§ **Aim of the task**: Pictures in the records should not be copied, but every other part must be repeated exactly.

§ **Supplied records**:

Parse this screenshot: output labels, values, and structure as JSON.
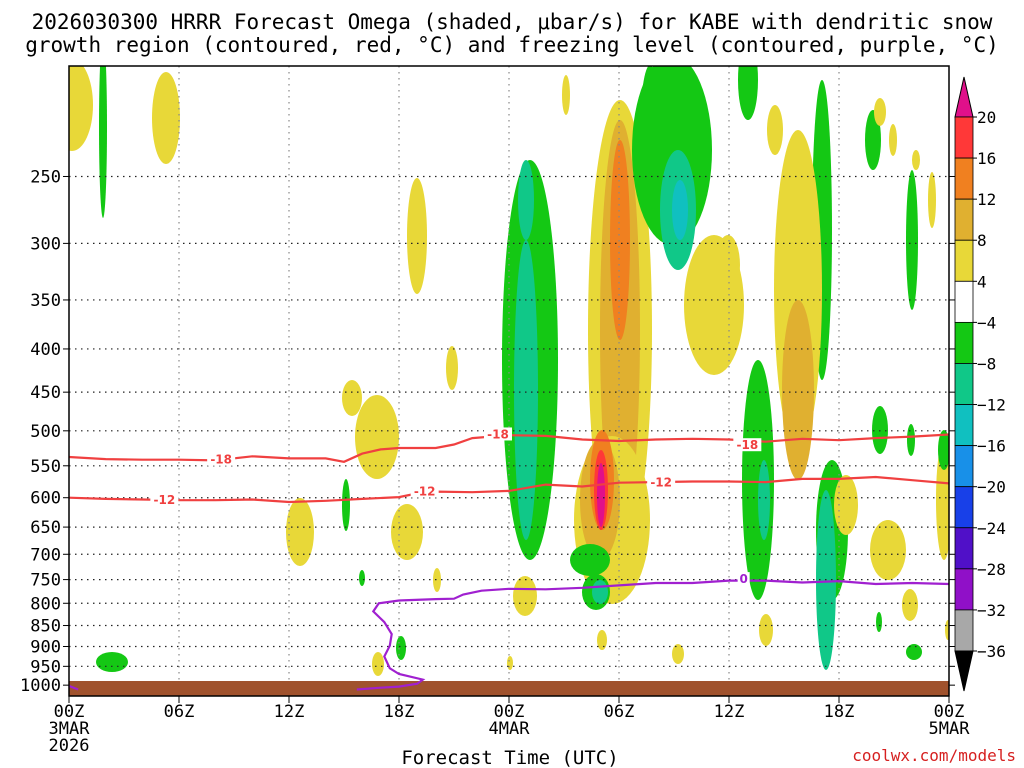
{
  "chart_data": {
    "type": "contour",
    "title_lines": [
      "2026030300 HRRR Forecast Omega (shaded, μbar/s) for KABE with dendritic snow",
      "growth region (contoured, red, °C) and freezing level (contoured, purple, °C)"
    ],
    "xlabel": "Forecast Time (UTC)",
    "credit": "coolwx.com/models",
    "x_range_hours": [
      0,
      48
    ],
    "y_range_hPa": [
      1030,
      185
    ],
    "x_ticks": [
      {
        "hour": 0,
        "lines": [
          "00Z",
          "3MAR",
          "2026"
        ]
      },
      {
        "hour": 6,
        "lines": [
          "06Z"
        ]
      },
      {
        "hour": 12,
        "lines": [
          "12Z"
        ]
      },
      {
        "hour": 18,
        "lines": [
          "18Z"
        ]
      },
      {
        "hour": 24,
        "lines": [
          "00Z",
          "4MAR"
        ]
      },
      {
        "hour": 30,
        "lines": [
          "06Z"
        ]
      },
      {
        "hour": 36,
        "lines": [
          "12Z"
        ]
      },
      {
        "hour": 42,
        "lines": [
          "18Z"
        ]
      },
      {
        "hour": 48,
        "lines": [
          "00Z",
          "5MAR"
        ]
      }
    ],
    "y_ticks": [
      250,
      300,
      350,
      400,
      450,
      500,
      550,
      600,
      650,
      700,
      750,
      800,
      850,
      900,
      950,
      1000
    ],
    "y_tick_labels": [
      "250",
      "300",
      "350",
      "400",
      "450",
      "500",
      "550",
      "600",
      "650",
      "700",
      "750",
      "800",
      "850",
      "900",
      "950",
      "1000"
    ],
    "colorbar": {
      "labels": [
        "20",
        "16",
        "12",
        "8",
        "4",
        "−4",
        "−8",
        "−12",
        "−16",
        "−20",
        "−24",
        "−28",
        "−32",
        "−36"
      ],
      "colors": [
        "#ff3838",
        "#f08020",
        "#e0b030",
        "#e8d838",
        "#ffffff",
        "#14c814",
        "#10c888",
        "#10c0c0",
        "#1890e8",
        "#1840e8",
        "#5010c8",
        "#9010c8",
        "#a8a8a8"
      ]
    },
    "contours": [
      {
        "name": "-18",
        "color": "#f04040",
        "label": "-18",
        "label_points": [
          [
            8.3,
            541
          ],
          [
            23.4,
            505
          ],
          [
            37.0,
            520
          ]
        ],
        "points": [
          [
            0,
            537
          ],
          [
            2,
            540
          ],
          [
            4,
            541
          ],
          [
            6,
            541
          ],
          [
            8,
            542
          ],
          [
            10,
            536
          ],
          [
            12,
            539
          ],
          [
            14,
            539
          ],
          [
            15,
            544
          ],
          [
            16,
            532
          ],
          [
            17,
            526
          ],
          [
            18,
            524
          ],
          [
            20,
            524
          ],
          [
            21,
            519
          ],
          [
            22,
            510
          ],
          [
            24,
            506
          ],
          [
            26,
            507
          ],
          [
            28,
            512
          ],
          [
            30,
            514
          ],
          [
            32,
            512
          ],
          [
            34,
            511
          ],
          [
            36,
            512
          ],
          [
            38,
            515
          ],
          [
            40,
            511
          ],
          [
            42,
            513
          ],
          [
            44,
            510
          ],
          [
            46,
            508
          ],
          [
            48,
            505
          ]
        ]
      },
      {
        "name": "-12",
        "color": "#f04040",
        "label": "-12",
        "label_points": [
          [
            5.2,
            604
          ],
          [
            19.4,
            590
          ],
          [
            32.3,
            576
          ]
        ],
        "points": [
          [
            0,
            600
          ],
          [
            2,
            602
          ],
          [
            4,
            603
          ],
          [
            6,
            604
          ],
          [
            8,
            604
          ],
          [
            10,
            603
          ],
          [
            12,
            607
          ],
          [
            14,
            605
          ],
          [
            16,
            602
          ],
          [
            18,
            599
          ],
          [
            19,
            593
          ],
          [
            20,
            590
          ],
          [
            22,
            591
          ],
          [
            24,
            589
          ],
          [
            26,
            579
          ],
          [
            28,
            582
          ],
          [
            30,
            576
          ],
          [
            32,
            575
          ],
          [
            34,
            574
          ],
          [
            36,
            574
          ],
          [
            38,
            575
          ],
          [
            40,
            570
          ],
          [
            42,
            570
          ],
          [
            44,
            567
          ],
          [
            46,
            572
          ],
          [
            48,
            577
          ]
        ]
      },
      {
        "name": "0",
        "color": "#a020d0",
        "label": "0",
        "label_points": [
          [
            36.8,
            749
          ]
        ],
        "points": [
          [
            0,
            1002
          ],
          [
            0.5,
            1012
          ]
        ],
        "segments": [
          [
            [
              15.7,
              1012
            ],
            [
              17,
              1007
            ],
            [
              18,
              1004
            ],
            [
              19,
              996
            ],
            [
              19.3,
              985
            ],
            [
              18,
              970
            ],
            [
              17.5,
              955
            ],
            [
              17.2,
              925
            ],
            [
              17.5,
              898
            ],
            [
              17.6,
              870
            ],
            [
              17.2,
              842
            ],
            [
              16.6,
              818
            ],
            [
              16.9,
              800
            ],
            [
              18,
              794
            ],
            [
              20,
              791
            ],
            [
              21,
              790
            ],
            [
              21.5,
              781
            ],
            [
              22.5,
              773
            ],
            [
              24,
              769
            ],
            [
              26,
              770
            ],
            [
              28,
              767
            ],
            [
              30,
              762
            ],
            [
              32,
              757
            ],
            [
              34,
              757
            ],
            [
              36,
              752
            ],
            [
              38,
              752
            ],
            [
              40,
              756
            ],
            [
              42,
              753
            ],
            [
              44,
              759
            ],
            [
              46,
              757
            ],
            [
              48,
              759
            ]
          ]
        ]
      }
    ],
    "omega_regions_note": "Shaded omega regions are illustrative reconstructions of the filled contours."
  }
}
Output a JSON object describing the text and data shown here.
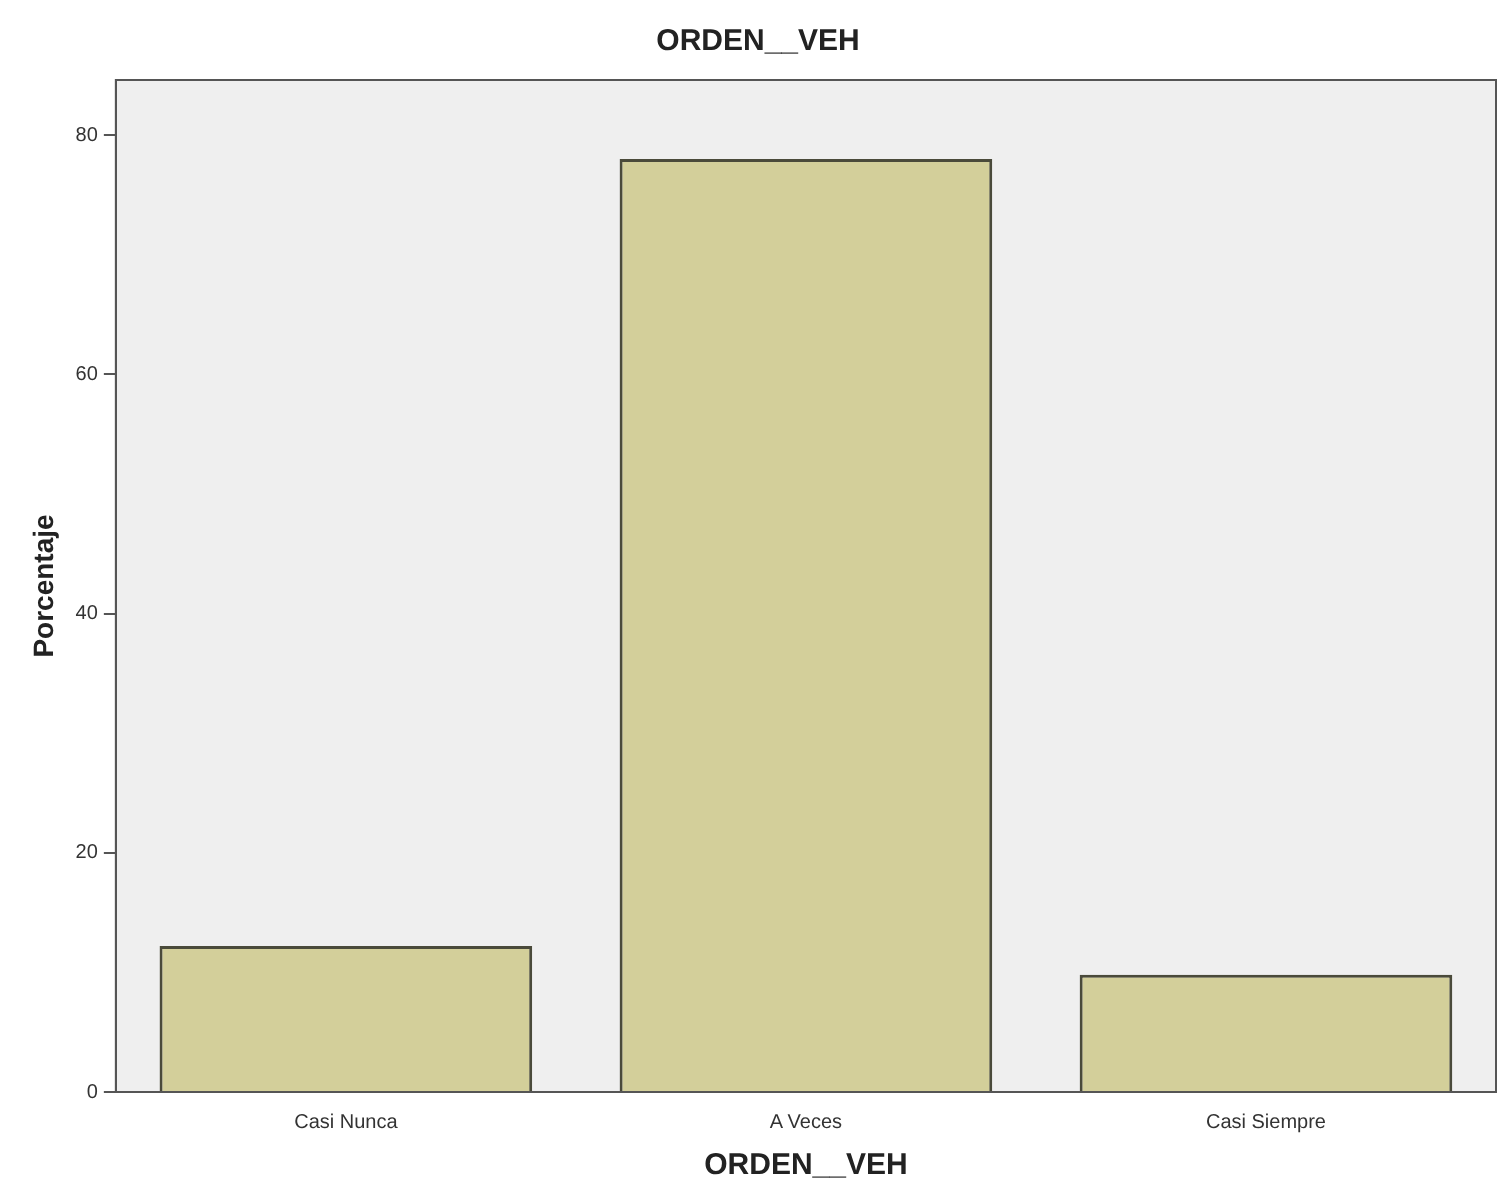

§ **The reply**:
Parse this screenshot: output labels, values, and structure as JSON.
{
  "chart_data": {
    "type": "contour",
    "title_lines": [
      "2026030300 HRRR Forecast Omega (shaded, μbar/s) for KABE with dendritic snow",
      "growth region (contoured, red, °C) and freezing level (contoured, purple, °C)"
    ],
    "xlabel": "Forecast Time (UTC)",
    "credit": "coolwx.com/models",
    "x_range_hours": [
      0,
      48
    ],
    "y_range_hPa": [
      1030,
      185
    ],
    "x_ticks": [
      {
        "hour": 0,
        "lines": [
          "00Z",
          "3MAR",
          "2026"
        ]
      },
      {
        "hour": 6,
        "lines": [
          "06Z"
        ]
      },
      {
        "hour": 12,
        "lines": [
          "12Z"
        ]
      },
      {
        "hour": 18,
        "lines": [
          "18Z"
        ]
      },
      {
        "hour": 24,
        "lines": [
          "00Z",
          "4MAR"
        ]
      },
      {
        "hour": 30,
        "lines": [
          "06Z"
        ]
      },
      {
        "hour": 36,
        "lines": [
          "12Z"
        ]
      },
      {
        "hour": 42,
        "lines": [
          "18Z"
        ]
      },
      {
        "hour": 48,
        "lines": [
          "00Z",
          "5MAR"
        ]
      }
    ],
    "y_ticks": [
      250,
      300,
      350,
      400,
      450,
      500,
      550,
      600,
      650,
      700,
      750,
      800,
      850,
      900,
      950,
      1000
    ],
    "y_tick_labels": [
      "250",
      "300",
      "350",
      "400",
      "450",
      "500",
      "550",
      "600",
      "650",
      "700",
      "750",
      "800",
      "850",
      "900",
      "950",
      "1000"
    ],
    "colorbar": {
      "labels": [
        "20",
        "16",
        "12",
        "8",
        "4",
        "−4",
        "−8",
        "−12",
        "−16",
        "−20",
        "−24",
        "−28",
        "−32",
        "−36"
      ],
      "colors": [
        "#ff3838",
        "#f08020",
        "#e0b030",
        "#e8d838",
        "#ffffff",
        "#14c814",
        "#10c888",
        "#10c0c0",
        "#1890e8",
        "#1840e8",
        "#5010c8",
        "#9010c8",
        "#a8a8a8"
      ]
    },
    "contours": [
      {
        "name": "-18",
        "color": "#f04040",
        "label": "-18",
        "label_points": [
          [
            8.3,
            541
          ],
          [
            23.4,
            505
          ],
          [
            37.0,
            520
          ]
        ],
        "points": [
          [
            0,
            537
          ],
          [
            2,
            540
          ],
          [
            4,
            541
          ],
          [
            6,
            541
          ],
          [
            8,
            542
          ],
          [
            10,
            536
          ],
          [
            12,
            539
          ],
          [
            14,
            539
          ],
          [
            15,
            544
          ],
          [
            16,
            532
          ],
          [
            17,
            526
          ],
          [
            18,
            524
          ],
          [
            20,
            524
          ],
          [
            21,
            519
          ],
          [
            22,
            510
          ],
          [
            24,
            506
          ],
          [
            26,
            507
          ],
          [
            28,
            512
          ],
          [
            30,
            514
          ],
          [
            32,
            512
          ],
          [
            34,
            511
          ],
          [
            36,
            512
          ],
          [
            38,
            515
          ],
          [
            40,
            511
          ],
          [
            42,
            513
          ],
          [
            44,
            510
          ],
          [
            46,
            508
          ],
          [
            48,
            505
          ]
        ]
      },
      {
        "name": "-12",
        "color": "#f04040",
        "label": "-12",
        "label_points": [
          [
            5.2,
            604
          ],
          [
            19.4,
            590
          ],
          [
            32.3,
            576
          ]
        ],
        "points": [
          [
            0,
            600
          ],
          [
            2,
            602
          ],
          [
            4,
            603
          ],
          [
            6,
            604
          ],
          [
            8,
            604
          ],
          [
            10,
            603
          ],
          [
            12,
            607
          ],
          [
            14,
            605
          ],
          [
            16,
            602
          ],
          [
            18,
            599
          ],
          [
            19,
            593
          ],
          [
            20,
            590
          ],
          [
            22,
            591
          ],
          [
            24,
            589
          ],
          [
            26,
            579
          ],
          [
            28,
            582
          ],
          [
            30,
            576
          ],
          [
            32,
            575
          ],
          [
            34,
            574
          ],
          [
            36,
            574
          ],
          [
            38,
            575
          ],
          [
            40,
            570
          ],
          [
            42,
            570
          ],
          [
            44,
            567
          ],
          [
            46,
            572
          ],
          [
            48,
            577
          ]
        ]
      },
      {
        "name": "0",
        "color": "#a020d0",
        "label": "0",
        "label_points": [
          [
            36.8,
            749
          ]
        ],
        "points": [
          [
            0,
            1002
          ],
          [
            0.5,
            1012
          ]
        ],
        "segments": [
          [
            [
              15.7,
              1012
            ],
            [
              17,
              1007
            ],
            [
              18,
              1004
            ],
            [
              19,
              996
            ],
            [
              19.3,
              985
            ],
            [
              18,
              970
            ],
            [
              17.5,
              955
            ],
            [
              17.2,
              925
            ],
            [
              17.5,
              898
            ],
            [
              17.6,
              870
            ],
            [
              17.2,
              842
            ],
            [
              16.6,
              818
            ],
            [
              16.9,
              800
            ],
            [
              18,
              794
            ],
            [
              20,
              791
            ],
            [
              21,
              790
            ],
            [
              21.5,
              781
            ],
            [
              22.5,
              773
            ],
            [
              24,
              769
            ],
            [
              26,
              770
            ],
            [
              28,
              767
            ],
            [
              30,
              762
            ],
            [
              32,
              757
            ],
            [
              34,
              757
            ],
            [
              36,
              752
            ],
            [
              38,
              752
            ],
            [
              40,
              756
            ],
            [
              42,
              753
            ],
            [
              44,
              759
            ],
            [
              46,
              757
            ],
            [
              48,
              759
            ]
          ]
        ]
      }
    ],
    "omega_regions_note": "Shaded omega regions are illustrative reconstructions of the filled contours."
  }
}
Output a JSON object describing the text and data shown here.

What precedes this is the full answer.